### Texto em estudo:
- A presidente do Superior Tribunal Militar, Maria Elizabeth Rocha, respondeu a críticas do ministro Carlos Augusto Amaral Oliveira, classificando-as como agressão desrespeitosa de tom misógino, durante sessão na terça-feira, 4 de novembro.
- Oliveira discordou do pedido de perdão feito por Rocha às vítimas da ditadura, feito em evento ecumênico na Catedral da Sé, em São Paulo, onde ela homenageou Vladimir Herzog.
- Oliveira afirmou que não liga para a opinião de Rocha e que não falará em seu nome.
- Rocha disse que o discurso de Oliveira teve tom misógino e paternalista e que a agressão desrespeitosa não atinge apenas ela, mas toda a magistratura feminina.
- A troca de farpas entre os ministros evidencia debates sobre memória histórica e responsabilidade da Justiça no passado do Brasil.
A presidente do Superior Tribunal Militar (STM), Maria Elizabeth Rocha, respondeu ao ministro Carlos Augusto Amaral Oliveira após críticas sobre seu pedido de perdão às vítimas da ditadura militar. A declaração ocorreu durante uma sessão nesta terça-feira, 4 de novembro, onde Rocha classificou a crítica de Oliveira como uma “agressão desrespeitosa” e de “tom misógino”.

### Dados fornecidos:
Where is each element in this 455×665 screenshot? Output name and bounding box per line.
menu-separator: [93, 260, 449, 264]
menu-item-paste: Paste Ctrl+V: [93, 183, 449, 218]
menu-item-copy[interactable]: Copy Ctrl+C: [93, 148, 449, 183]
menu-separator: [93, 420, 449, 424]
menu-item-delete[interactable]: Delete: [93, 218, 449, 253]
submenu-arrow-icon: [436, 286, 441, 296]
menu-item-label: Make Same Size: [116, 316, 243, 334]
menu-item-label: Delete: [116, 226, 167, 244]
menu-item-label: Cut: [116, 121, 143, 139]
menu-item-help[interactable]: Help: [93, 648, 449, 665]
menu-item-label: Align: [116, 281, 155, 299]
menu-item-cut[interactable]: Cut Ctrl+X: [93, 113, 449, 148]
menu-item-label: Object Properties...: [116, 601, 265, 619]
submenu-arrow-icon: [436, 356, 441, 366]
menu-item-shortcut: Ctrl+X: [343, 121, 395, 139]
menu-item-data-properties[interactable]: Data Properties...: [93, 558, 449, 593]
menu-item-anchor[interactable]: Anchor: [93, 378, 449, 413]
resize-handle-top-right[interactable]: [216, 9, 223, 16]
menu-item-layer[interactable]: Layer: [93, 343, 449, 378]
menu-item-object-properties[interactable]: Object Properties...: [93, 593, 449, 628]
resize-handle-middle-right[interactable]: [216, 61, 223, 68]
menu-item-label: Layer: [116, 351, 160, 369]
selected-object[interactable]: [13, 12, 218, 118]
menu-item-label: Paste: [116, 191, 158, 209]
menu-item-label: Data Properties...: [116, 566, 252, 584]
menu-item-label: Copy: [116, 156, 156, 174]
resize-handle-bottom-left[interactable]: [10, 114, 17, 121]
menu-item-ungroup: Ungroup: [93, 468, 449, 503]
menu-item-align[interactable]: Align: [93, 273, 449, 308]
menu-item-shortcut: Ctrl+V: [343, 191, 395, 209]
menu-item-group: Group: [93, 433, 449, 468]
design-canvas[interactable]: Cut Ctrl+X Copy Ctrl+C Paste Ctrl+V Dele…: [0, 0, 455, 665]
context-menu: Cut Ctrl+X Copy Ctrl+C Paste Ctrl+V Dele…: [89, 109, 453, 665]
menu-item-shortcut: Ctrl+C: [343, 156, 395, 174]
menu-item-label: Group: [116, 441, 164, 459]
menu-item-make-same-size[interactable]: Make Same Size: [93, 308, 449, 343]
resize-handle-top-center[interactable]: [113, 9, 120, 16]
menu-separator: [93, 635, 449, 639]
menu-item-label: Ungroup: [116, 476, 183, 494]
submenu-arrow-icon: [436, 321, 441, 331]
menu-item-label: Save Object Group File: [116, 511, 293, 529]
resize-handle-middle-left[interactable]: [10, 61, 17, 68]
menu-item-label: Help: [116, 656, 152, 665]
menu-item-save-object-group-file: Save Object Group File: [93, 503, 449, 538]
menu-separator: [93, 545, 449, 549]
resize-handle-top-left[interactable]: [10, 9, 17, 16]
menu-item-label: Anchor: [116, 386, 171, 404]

### Requisitos das tarefas:
(1) Responda, com base na notícia sobre a presidente do STM, a cada pergunta abaixo, marcando as respostas com as mesmas letras.
(a) Em que local Maria Elizabeth Rocha fez o pedido de perdão às vítimas da ditadura?
(b) Quem ela homenageou nesse evento?
(c) Segundo Rocha, a quem mais atinge a agressão desrespeitosa de Oliveira, além dela própria?
(2) Indique se cada afirmação abaixo está de acordo com a notícia sobre a presidente do STM, respondendo sim ou não e citando as palavras do texto que decidem a questão.
(a) O pedido de perdão às vítimas da ditadura foi feito em Brasília.
(b) Oliveira afirmou que falará em nome de Rocha.
(c) Rocha disse que o discurso de Oliveira teve tom paternalista.
(3) Dê seguimento à notícia sobre a resposta da presidente do STM ao ministro Oliveira, começando logo após a última frase apresentada.

### Respostas dos exercícios:
(1)
(a) Em evento ecumênico na Catedral da Sé, em São Paulo.
(b) Vladimir Herzog.
(c) Toda a magistratura feminina.

(2)
(a) Não: "feito em evento ecumênico na Catedral da Sé, em São Paulo".
(b) Não: "Oliveira afirmou que não liga para a opinião de Rocha e que não falará em seu nome".
(c) Sim: "Rocha disse que o discurso de Oliveira teve tom misógino e paternalista".

(3)
Oliveira havia manifestado sua discordância em relação ao pedido de perdão feito por Rocha em um evento ecumênico na Catedral da Sé, em São Paulo, onde ela homenageou o jornalista Vladimir Herzog, assassinado pela ditadura. O ministro sugeriu que a presidente deveria “estudar um pouco mais da história do Tribunal” antes de se pronunciar sobre o tema.
Conflito entre autoridades
A divergência se intensificou quando Rocha afirmou que o discurso de Oliveira continha um tom misógino e paternalista. “Essa agressão desrespeitosa não atinge apenas esta magistrada, mas toda a magistratura feminina”, destacou a presidente do STM. Em resposta, Oliveira reafirmou que não se importa com a opinião dela e que não a autorizou a falar em seu nome.
A troca de farpas entre os ministros reflete uma rotina de confrontos no tribunal. Rocha, ao defender seu gesto de pedir perdão, enfatizou que não teve a intenção de revisitar o passado de forma humilhante ou política. Oliveira, por sua vez, insistiu que sua crítica não foi pessoal, mas relacionada à ausência de Rocha em várias sessões do Tribunal.
A importância do perdão
Durante o evento em que pediu perdão, Maria Elizabeth Rocha se dirigiu às vítimas da ditadura, mencionando diversos nomes que sofreram com as atrocidades do regime. “Perdão pelos erros e omissões judiciais cometidos durante a ditadura”, declarou a presidente, ressaltando a necessidade de reconhecer o passado para promover a justiça.
A tensão entre os ministros do STM evidencia não apenas desavenças pessoais, mas também questões mais amplas sobre a memória histórica e a responsabilidade da Justiça em relação ao passado do Brasil.